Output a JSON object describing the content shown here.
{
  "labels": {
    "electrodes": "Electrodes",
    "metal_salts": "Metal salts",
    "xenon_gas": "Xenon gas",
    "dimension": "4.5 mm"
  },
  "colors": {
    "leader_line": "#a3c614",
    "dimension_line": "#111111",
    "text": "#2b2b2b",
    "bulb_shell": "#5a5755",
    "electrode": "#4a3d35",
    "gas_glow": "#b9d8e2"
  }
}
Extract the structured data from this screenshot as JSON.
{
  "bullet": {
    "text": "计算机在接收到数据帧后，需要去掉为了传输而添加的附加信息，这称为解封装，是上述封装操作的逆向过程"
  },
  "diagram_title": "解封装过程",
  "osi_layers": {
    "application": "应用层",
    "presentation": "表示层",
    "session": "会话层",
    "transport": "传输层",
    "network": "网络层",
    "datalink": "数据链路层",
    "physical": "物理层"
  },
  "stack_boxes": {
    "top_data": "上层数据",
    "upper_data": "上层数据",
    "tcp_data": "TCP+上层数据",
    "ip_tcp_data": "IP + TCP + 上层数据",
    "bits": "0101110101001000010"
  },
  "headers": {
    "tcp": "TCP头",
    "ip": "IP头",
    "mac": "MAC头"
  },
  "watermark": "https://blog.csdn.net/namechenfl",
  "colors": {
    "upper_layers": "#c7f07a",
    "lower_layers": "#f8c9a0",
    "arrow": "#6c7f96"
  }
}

====

• Goal:
Each line above is to be repeated exactly.

• Final result:
Output a JSON object describing the content shown here.
{
  "labels": {
    "electrodes": "Electrodes",
    "metal_salts": "Metal salts",
    "xenon_gas": "Xenon gas",
    "dimension": "4.5 mm"
  },
  "colors": {
    "leader_line": "#a3c614",
    "dimension_line": "#111111",
    "text": "#2b2b2b",
    "bulb_shell": "#5a5755",
    "electrode": "#4a3d35",
    "gas_glow": "#b9d8e2"
  }
}
Extract the structured data from this screenshot as JSON.
{
  "bullet": {
    "text": "计算机在接收到数据帧后，需要去掉为了传输而添加的附加信息，这称为解封装，是上述封装操作的逆向过程"
  },
  "diagram_title": "解封装过程",
  "osi_layers": {
    "application": "应用层",
    "presentation": "表示层",
    "session": "会话层",
    "transport": "传输层",
    "network": "网络层",
    "datalink": "数据链路层",
    "physical": "物理层"
  },
  "stack_boxes": {
    "top_data": "上层数据",
    "upper_data": "上层数据",
    "tcp_data": "TCP+上层数据",
    "ip_tcp_data": "IP + TCP + 上层数据",
    "bits": "0101110101001000010"
  },
  "headers": {
    "tcp": "TCP头",
    "ip": "IP头",
    "mac": "MAC头"
  },
  "watermark": "https://blog.csdn.net/namechenfl",
  "colors": {
    "upper_layers": "#c7f07a",
    "lower_layers": "#f8c9a0",
    "arrow": "#6c7f96"
  }
}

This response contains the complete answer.